Exercise prompt: Treat the line containing "Output a JSON" as the first line and the final line of the material below as the last; reproduce that range exactly.

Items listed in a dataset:
* * * * * * * * *

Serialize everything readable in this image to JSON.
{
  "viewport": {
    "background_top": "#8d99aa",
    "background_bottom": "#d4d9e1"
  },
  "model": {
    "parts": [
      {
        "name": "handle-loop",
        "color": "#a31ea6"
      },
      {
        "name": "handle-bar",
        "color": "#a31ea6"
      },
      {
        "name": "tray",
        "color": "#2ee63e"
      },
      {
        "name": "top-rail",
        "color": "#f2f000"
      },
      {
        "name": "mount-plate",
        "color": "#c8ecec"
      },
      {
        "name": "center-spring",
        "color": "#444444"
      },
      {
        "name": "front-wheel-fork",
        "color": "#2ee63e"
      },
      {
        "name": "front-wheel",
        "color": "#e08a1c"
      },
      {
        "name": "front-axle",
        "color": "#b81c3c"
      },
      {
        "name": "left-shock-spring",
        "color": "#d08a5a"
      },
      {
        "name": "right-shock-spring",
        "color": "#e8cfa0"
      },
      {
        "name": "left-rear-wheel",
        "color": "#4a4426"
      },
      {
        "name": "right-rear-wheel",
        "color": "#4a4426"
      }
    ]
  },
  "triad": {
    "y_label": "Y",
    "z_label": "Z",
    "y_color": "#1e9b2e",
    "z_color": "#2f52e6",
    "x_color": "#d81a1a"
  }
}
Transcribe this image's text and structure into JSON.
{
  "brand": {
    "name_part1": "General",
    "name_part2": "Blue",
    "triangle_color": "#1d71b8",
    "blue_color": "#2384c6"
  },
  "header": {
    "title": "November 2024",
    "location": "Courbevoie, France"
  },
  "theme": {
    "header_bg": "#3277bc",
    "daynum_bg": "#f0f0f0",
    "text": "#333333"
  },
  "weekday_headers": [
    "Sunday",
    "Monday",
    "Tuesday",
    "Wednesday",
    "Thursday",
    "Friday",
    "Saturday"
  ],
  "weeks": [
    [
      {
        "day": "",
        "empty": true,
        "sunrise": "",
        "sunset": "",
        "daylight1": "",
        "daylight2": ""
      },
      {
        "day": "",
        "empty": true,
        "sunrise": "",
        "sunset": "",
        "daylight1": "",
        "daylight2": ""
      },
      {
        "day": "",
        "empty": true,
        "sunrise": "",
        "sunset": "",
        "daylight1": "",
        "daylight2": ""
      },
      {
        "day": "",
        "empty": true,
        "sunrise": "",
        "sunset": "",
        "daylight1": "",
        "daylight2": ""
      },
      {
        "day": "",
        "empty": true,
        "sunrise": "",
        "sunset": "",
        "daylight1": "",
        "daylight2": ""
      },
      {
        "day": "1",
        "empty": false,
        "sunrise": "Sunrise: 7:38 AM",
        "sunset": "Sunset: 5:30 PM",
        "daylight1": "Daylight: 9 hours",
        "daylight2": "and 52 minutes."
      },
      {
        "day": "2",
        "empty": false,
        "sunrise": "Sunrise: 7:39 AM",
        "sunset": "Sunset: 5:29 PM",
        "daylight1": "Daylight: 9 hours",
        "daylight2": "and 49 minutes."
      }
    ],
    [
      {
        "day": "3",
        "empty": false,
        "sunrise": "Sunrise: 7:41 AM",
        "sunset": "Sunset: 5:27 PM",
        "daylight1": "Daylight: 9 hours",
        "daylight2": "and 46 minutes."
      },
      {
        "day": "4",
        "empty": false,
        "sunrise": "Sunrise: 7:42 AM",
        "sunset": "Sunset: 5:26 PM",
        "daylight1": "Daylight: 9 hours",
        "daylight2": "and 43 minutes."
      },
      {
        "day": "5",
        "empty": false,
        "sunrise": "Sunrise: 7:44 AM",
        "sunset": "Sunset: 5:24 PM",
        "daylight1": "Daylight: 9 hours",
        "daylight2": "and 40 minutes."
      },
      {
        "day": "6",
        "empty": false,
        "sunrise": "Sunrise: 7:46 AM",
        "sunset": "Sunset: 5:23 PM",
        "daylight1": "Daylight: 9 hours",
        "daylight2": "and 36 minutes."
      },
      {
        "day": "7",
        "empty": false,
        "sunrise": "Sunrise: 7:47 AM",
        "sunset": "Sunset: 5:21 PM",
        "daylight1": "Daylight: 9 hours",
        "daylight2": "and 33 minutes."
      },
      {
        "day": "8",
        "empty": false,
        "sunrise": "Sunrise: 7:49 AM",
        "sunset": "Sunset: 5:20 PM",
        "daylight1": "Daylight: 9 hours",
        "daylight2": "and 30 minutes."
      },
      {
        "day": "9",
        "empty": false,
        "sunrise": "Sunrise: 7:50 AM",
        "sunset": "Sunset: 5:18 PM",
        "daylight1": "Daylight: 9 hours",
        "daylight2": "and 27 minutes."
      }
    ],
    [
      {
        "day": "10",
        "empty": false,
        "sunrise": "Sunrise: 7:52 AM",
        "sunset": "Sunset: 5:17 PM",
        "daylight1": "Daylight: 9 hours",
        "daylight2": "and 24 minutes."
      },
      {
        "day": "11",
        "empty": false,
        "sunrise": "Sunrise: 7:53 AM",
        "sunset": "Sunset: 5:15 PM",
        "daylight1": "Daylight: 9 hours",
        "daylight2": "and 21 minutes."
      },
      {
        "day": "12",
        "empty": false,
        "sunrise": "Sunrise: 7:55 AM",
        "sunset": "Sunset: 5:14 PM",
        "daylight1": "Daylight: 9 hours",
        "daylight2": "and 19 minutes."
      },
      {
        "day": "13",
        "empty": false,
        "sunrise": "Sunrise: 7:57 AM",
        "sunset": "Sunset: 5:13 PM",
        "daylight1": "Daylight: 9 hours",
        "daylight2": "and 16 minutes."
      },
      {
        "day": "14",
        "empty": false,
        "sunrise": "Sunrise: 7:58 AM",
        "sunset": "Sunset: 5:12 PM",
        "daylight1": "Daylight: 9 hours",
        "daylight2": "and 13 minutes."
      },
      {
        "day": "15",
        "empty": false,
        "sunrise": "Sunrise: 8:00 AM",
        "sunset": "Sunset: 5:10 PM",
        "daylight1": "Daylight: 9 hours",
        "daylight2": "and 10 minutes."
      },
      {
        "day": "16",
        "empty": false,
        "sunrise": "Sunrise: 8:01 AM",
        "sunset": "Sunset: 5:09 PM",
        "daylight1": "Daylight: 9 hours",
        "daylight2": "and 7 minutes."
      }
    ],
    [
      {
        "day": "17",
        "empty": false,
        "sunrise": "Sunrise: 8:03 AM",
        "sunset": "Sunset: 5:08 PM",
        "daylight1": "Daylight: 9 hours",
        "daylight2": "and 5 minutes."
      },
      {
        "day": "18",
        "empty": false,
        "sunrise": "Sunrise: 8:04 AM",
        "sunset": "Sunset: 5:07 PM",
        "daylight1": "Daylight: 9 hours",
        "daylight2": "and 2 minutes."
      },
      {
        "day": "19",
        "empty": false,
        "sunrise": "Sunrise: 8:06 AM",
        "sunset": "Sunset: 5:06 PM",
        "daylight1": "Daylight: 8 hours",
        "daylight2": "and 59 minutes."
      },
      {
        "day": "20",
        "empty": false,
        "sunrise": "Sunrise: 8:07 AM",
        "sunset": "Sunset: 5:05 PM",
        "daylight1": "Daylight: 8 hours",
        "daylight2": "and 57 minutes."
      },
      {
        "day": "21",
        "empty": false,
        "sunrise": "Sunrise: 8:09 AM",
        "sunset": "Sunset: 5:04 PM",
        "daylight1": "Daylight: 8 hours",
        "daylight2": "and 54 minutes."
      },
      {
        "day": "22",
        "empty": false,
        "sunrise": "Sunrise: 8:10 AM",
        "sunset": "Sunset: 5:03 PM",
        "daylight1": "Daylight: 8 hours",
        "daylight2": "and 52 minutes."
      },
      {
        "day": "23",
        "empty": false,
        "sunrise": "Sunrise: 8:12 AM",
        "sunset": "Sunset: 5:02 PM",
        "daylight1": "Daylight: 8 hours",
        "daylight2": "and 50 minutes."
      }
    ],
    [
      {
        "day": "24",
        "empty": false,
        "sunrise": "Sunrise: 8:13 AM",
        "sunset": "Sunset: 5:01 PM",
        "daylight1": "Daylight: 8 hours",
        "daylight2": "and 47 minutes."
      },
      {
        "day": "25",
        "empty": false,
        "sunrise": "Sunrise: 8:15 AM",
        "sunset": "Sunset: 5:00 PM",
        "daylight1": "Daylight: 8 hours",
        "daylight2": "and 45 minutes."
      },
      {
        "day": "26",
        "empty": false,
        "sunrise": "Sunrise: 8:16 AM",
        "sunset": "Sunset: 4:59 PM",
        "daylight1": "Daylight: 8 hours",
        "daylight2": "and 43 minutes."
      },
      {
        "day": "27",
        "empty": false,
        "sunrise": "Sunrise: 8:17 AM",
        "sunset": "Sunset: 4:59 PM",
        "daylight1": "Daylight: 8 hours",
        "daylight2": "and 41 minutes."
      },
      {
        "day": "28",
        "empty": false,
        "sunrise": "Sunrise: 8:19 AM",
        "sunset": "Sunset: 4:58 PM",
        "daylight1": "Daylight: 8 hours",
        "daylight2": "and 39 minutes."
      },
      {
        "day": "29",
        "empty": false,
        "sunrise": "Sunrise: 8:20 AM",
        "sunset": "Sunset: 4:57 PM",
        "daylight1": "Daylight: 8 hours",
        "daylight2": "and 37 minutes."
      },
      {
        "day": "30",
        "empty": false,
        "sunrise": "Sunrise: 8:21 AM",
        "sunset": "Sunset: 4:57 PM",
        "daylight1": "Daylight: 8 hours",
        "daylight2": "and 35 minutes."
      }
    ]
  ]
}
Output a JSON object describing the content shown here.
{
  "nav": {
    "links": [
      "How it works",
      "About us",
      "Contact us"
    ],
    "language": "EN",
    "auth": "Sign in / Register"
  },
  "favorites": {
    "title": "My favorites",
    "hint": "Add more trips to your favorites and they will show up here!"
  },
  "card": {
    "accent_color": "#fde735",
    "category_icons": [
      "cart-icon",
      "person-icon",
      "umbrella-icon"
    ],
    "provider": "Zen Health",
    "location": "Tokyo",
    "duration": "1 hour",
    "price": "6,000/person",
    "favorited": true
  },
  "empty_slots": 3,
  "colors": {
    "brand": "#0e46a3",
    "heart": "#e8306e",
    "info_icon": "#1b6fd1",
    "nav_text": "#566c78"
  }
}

* * * * * * * * *

The result:
Output a JSON object describing the content shown here.
{
  "nav": {
    "links": [
      "How it works",
      "About us",
      "Contact us"
    ],
    "language": "EN",
    "auth": "Sign in / Register"
  },
  "favorites": {
    "title": "My favorites",
    "hint": "Add more trips to your favorites and they will show up here!"
  },
  "card": {
    "accent_color": "#fde735",
    "category_icons": [
      "cart-icon",
      "person-icon",
      "umbrella-icon"
    ],
    "provider": "Zen Health",
    "location": "Tokyo",
    "duration": "1 hour",
    "price": "6,000/person",
    "favorited": true
  },
  "empty_slots": 3,
  "colors": {
    "brand": "#0e46a3",
    "heart": "#e8306e",
    "info_icon": "#1b6fd1",
    "nav_text": "#566c78"
  }
}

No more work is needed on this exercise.